» What is being asked
Work through the records below and tally every line containing "title". Reply with the total alone.

» Information shown
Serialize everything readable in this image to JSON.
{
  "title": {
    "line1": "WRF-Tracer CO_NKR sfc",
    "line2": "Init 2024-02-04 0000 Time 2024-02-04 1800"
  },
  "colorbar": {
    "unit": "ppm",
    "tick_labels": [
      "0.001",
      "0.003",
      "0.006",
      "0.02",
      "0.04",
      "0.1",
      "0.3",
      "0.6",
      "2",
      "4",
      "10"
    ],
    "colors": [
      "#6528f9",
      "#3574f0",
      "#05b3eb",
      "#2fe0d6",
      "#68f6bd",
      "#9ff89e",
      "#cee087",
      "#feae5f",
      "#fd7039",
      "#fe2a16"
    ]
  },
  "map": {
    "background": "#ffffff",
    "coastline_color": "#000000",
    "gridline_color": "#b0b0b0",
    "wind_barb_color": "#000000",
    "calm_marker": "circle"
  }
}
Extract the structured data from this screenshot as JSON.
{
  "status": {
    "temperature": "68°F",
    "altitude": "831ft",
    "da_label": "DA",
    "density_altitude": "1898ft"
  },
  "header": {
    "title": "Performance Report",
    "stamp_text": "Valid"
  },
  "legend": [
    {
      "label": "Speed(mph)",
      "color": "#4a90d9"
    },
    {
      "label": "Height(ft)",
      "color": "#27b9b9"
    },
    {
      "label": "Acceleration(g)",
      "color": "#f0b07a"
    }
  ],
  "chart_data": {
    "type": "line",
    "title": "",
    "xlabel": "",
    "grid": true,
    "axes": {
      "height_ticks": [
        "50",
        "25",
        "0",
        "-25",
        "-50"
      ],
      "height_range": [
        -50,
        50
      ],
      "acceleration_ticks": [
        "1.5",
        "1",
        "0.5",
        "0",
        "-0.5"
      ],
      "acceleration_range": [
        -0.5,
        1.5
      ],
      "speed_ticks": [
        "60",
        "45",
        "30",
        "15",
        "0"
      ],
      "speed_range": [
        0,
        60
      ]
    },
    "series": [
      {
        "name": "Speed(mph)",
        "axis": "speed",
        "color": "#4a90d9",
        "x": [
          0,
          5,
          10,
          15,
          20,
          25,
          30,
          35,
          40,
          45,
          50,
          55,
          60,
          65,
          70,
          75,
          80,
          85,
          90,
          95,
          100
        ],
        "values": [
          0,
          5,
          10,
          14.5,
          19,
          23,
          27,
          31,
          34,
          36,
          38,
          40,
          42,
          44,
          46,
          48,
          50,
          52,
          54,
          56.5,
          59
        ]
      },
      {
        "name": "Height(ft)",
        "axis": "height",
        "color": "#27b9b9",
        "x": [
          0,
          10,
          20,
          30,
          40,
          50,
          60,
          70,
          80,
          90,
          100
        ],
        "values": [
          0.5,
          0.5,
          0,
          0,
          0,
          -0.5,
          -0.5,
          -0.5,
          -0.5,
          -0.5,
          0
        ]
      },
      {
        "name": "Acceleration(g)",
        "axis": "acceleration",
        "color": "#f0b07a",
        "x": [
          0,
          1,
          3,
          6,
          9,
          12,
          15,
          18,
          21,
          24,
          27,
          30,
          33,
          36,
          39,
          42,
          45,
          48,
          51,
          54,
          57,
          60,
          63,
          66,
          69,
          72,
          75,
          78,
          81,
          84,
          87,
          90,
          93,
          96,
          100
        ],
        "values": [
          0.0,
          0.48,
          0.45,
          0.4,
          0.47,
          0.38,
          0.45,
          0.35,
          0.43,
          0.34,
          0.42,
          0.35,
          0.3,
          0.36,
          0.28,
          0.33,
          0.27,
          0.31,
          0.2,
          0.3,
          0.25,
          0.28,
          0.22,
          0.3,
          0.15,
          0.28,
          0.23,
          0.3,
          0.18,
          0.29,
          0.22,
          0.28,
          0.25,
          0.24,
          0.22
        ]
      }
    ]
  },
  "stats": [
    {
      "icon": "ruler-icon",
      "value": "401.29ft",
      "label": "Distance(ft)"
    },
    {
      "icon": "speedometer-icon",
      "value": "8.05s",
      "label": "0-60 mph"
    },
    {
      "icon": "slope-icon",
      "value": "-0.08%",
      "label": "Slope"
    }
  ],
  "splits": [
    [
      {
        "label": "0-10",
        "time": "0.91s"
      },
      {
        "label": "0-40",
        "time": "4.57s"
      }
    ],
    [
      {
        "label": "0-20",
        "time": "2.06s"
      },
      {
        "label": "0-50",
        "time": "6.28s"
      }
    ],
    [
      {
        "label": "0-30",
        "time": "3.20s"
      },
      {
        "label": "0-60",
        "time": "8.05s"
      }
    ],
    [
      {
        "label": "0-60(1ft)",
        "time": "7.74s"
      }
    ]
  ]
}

» Solution for this task
3